*THE TASK*: Whenever a line below holds the word "нужны", copy that line.

Data extracted from a collection:
----------

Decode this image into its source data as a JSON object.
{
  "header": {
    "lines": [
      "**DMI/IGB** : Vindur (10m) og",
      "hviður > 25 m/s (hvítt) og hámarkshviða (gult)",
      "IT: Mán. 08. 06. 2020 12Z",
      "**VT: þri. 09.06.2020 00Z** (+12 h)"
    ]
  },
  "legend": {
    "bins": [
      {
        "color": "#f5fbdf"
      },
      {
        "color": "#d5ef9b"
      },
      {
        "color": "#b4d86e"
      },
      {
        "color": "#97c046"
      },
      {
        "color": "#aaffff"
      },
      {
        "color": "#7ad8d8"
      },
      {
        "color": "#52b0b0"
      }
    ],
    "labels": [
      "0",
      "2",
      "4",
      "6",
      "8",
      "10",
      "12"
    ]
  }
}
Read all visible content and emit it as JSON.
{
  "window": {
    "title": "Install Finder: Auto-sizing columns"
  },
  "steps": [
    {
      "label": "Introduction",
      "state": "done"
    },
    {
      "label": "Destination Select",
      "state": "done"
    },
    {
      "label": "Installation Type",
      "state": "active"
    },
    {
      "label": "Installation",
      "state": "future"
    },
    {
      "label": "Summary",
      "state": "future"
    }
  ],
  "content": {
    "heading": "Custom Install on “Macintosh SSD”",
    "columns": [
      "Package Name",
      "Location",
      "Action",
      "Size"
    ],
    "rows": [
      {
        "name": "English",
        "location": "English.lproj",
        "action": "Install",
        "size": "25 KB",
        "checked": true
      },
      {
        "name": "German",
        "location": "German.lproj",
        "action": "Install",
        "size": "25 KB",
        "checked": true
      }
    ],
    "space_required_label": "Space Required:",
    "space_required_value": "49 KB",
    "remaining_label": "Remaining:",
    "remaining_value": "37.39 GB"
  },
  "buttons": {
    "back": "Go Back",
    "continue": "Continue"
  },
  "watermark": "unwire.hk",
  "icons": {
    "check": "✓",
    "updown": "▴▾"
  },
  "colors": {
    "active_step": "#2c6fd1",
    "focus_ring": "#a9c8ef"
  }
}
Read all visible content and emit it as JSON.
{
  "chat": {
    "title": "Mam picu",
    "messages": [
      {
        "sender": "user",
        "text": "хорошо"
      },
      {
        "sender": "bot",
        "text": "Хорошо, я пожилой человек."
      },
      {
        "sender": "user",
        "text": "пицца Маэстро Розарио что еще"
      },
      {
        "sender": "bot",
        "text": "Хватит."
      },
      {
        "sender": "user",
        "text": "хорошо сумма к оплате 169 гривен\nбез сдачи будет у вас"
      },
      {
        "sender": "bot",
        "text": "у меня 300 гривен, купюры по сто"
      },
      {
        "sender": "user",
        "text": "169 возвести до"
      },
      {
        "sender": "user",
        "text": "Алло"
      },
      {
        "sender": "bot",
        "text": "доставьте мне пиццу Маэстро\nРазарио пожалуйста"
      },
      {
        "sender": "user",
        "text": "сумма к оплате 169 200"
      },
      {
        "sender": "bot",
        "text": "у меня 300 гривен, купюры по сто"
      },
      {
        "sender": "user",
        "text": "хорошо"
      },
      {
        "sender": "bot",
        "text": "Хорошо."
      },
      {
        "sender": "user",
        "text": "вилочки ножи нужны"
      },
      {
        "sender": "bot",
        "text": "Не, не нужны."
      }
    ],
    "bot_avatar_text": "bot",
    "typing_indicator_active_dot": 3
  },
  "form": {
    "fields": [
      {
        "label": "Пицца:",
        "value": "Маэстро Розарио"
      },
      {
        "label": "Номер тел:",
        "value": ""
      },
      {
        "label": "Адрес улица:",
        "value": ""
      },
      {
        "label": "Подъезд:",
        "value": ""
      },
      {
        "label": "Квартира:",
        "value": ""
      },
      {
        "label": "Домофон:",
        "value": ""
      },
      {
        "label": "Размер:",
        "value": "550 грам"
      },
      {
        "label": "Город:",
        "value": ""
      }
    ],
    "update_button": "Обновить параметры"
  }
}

----------

*FULL ANSWER*:
        "text": "вилочки ножи нужны"
        "text": "Не, не нужны."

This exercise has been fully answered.